### TEXTE SOURCE:
★ ★ ★ ★

Publié le 17 Aug 2024 - 21:55
ZOOM ORCHESTRE JIGEEN ÑI

Des amazones à la conquête de la scène

 

Le Bénin a ses Nana Benz, non pas les grandes commerçantes de wax mais un groupe de musique composé à 100% de femmes. Et le Sénégal a l’Orchestre Jigeen Ñi. Un girl band original avec des instrumentistes talentueuses et de belles voix. Ce backing band offre également ses talents pour accompagner d'autres artistes, tout en réaffirmant la place légitime des femmes instrumentistes dans l'industrie musicale, tant au Sénégal qu'en Afrique. EnQuête vous présente ses membres (ndlr : on a fait le choix délibéré de ne pas mettre dans ce numéro Korka Dieng qui aura un numéro spécial).

 

THECIA P. NYOMBA EKOMIE

KHADY DIENG

La force féminine du piano sénégalais

Artiste multidimensionnelle, Khady Dieng est une femme dont les talents s'étendent bien au-delà de la musique. Pianiste, chanteuse, chef d'orchestre, et véritable force sur scène, elle incarne la passion et le dévouement envers son art. Son engagement envers l'éducation montre sa volonté de transmettre ses connaissances et son amour pour la musique à la prochaine génération.

★ ★ ★ ★

### DONNÉES FOURNIES:
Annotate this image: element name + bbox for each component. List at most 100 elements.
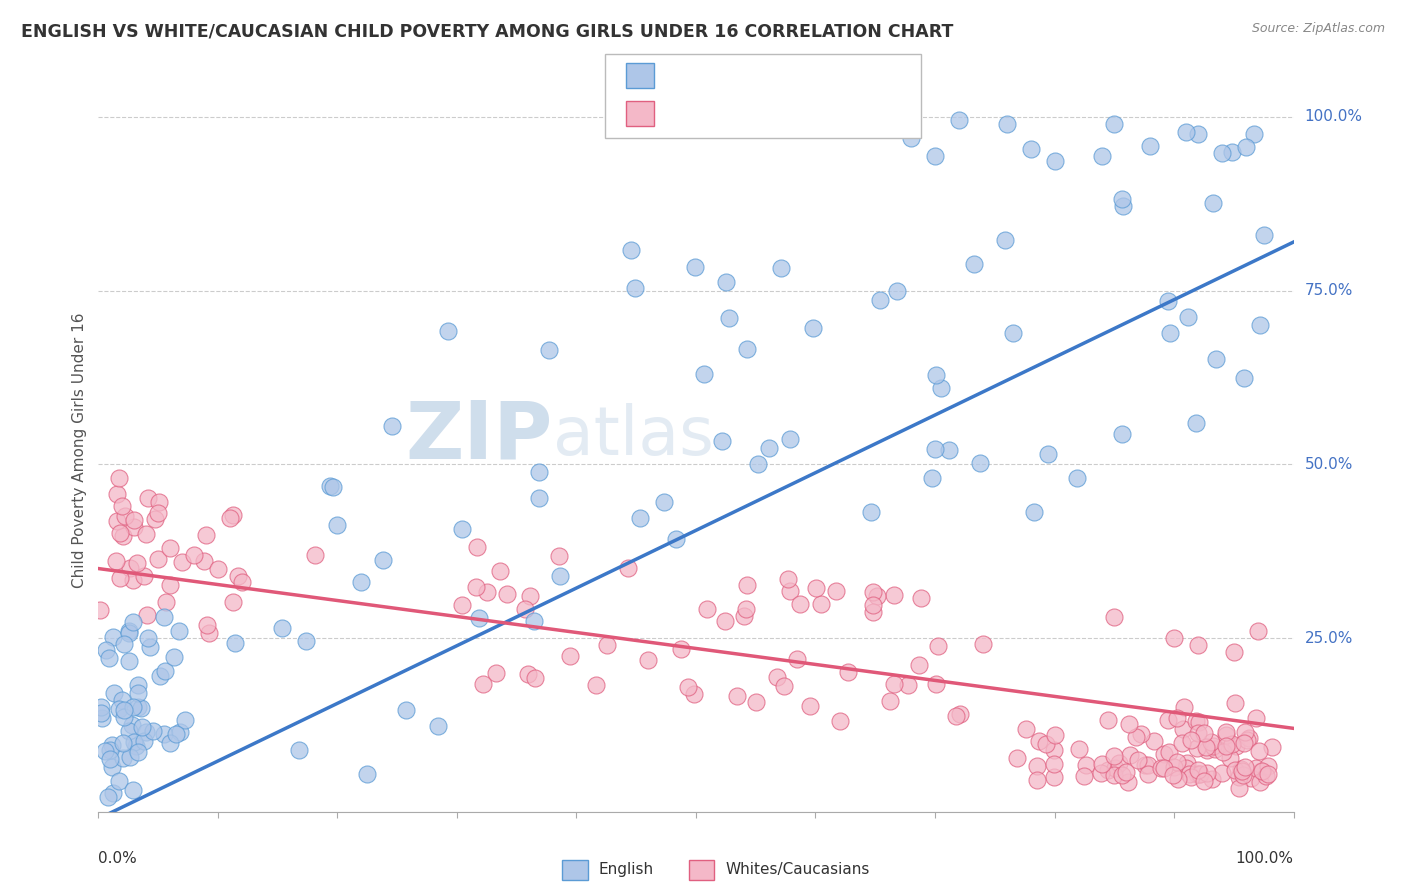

★ ★ ★ ★

Recopiez mot pour mot le passage de l'article sur l'Orchestre Jigeen Ñi qui commence à « Artiste multidimensionnelle, Khady » et se termine à « la prochaine génération. ».

### RÉSULTAT ATTENDU:
Artiste multidimensionnelle, Khady Dieng est une femme dont les talents s'étendent bien au-delà de la musique. Pianiste, chanteuse, chef d'orchestre, et véritable force sur scène, elle incarne la passion et le dévouement envers son art. Son engagement envers l'éducation montre sa volonté de transmettre ses connaissances et son amour pour la musique à la prochaine génération.